Data excerpts
----

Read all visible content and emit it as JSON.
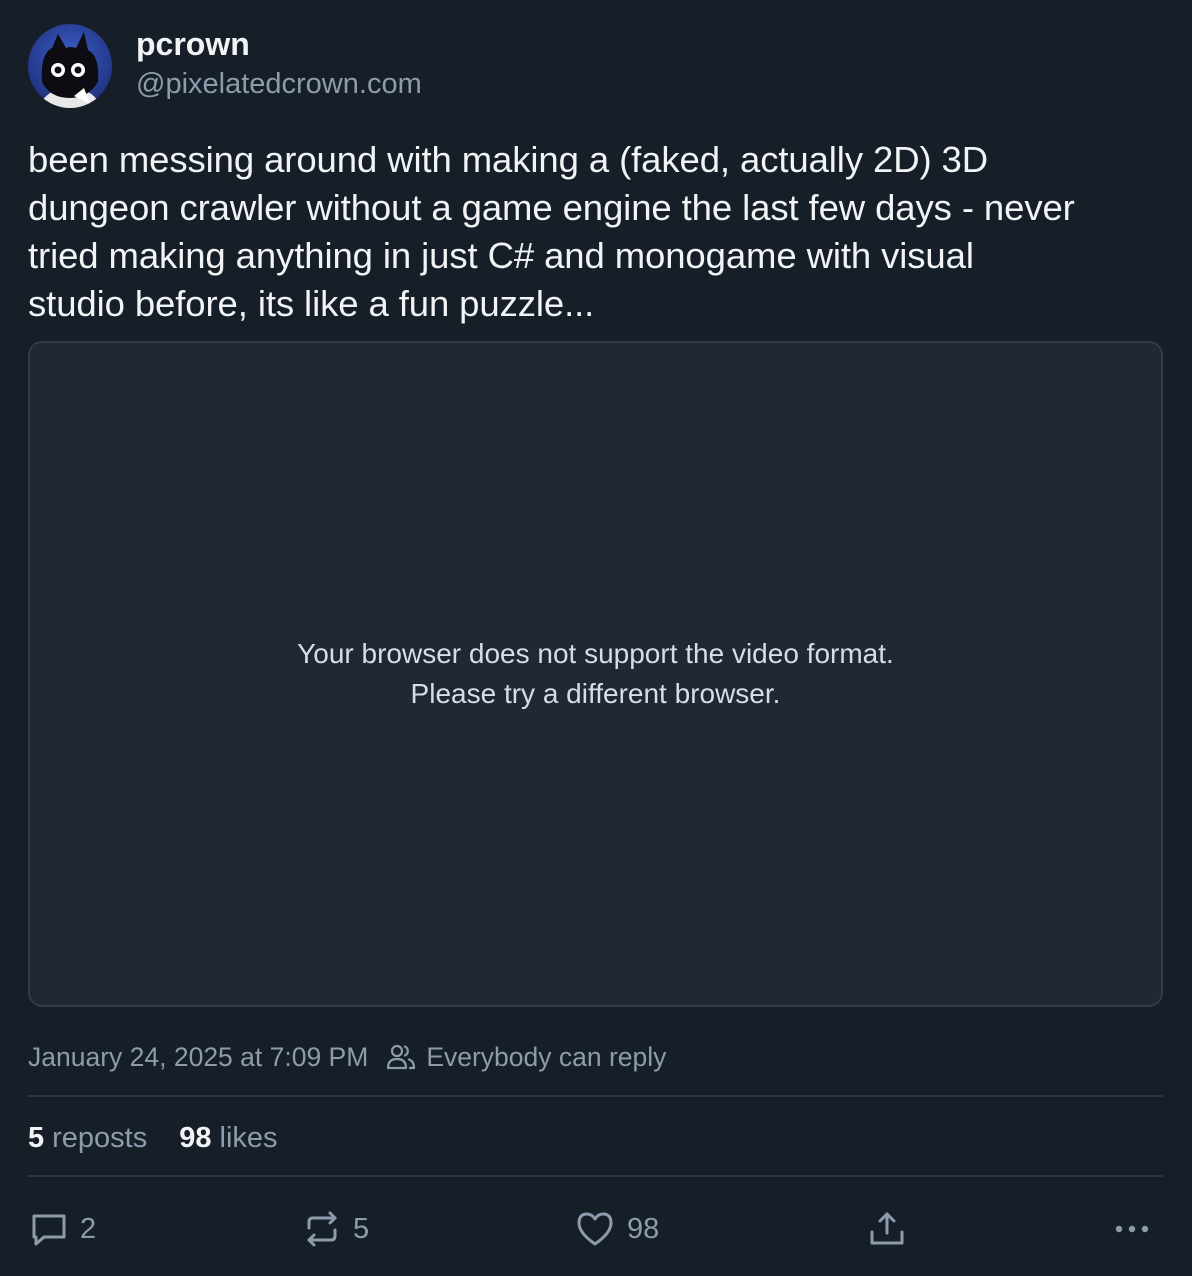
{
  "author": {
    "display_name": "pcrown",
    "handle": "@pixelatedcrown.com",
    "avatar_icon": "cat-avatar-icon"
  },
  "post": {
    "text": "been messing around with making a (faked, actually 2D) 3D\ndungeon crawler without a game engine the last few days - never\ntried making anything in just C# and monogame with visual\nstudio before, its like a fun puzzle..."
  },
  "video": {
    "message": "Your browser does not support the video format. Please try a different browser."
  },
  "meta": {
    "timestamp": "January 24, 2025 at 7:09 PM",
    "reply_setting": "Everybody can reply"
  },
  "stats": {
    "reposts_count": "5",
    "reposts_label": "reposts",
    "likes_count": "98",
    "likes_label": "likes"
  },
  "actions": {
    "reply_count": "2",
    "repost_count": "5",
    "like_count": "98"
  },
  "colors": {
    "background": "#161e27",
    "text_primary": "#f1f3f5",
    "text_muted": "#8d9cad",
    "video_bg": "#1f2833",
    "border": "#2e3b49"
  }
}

----

Each record above must be returned exactly as written, with its pictures omitted.

◆ **TASK SOLUTION**
Read all visible content and emit it as JSON.
{
  "author": {
    "display_name": "pcrown",
    "handle": "@pixelatedcrown.com",
    "avatar_icon": "cat-avatar-icon"
  },
  "post": {
    "text": "been messing around with making a (faked, actually 2D) 3D\ndungeon crawler without a game engine the last few days - never\ntried making anything in just C# and monogame with visual\nstudio before, its like a fun puzzle..."
  },
  "video": {
    "message": "Your browser does not support the video format. Please try a different browser."
  },
  "meta": {
    "timestamp": "January 24, 2025 at 7:09 PM",
    "reply_setting": "Everybody can reply"
  },
  "stats": {
    "reposts_count": "5",
    "reposts_label": "reposts",
    "likes_count": "98",
    "likes_label": "likes"
  },
  "actions": {
    "reply_count": "2",
    "repost_count": "5",
    "like_count": "98"
  },
  "colors": {
    "background": "#161e27",
    "text_primary": "#f1f3f5",
    "text_muted": "#8d9cad",
    "video_bg": "#1f2833",
    "border": "#2e3b49"
  }
}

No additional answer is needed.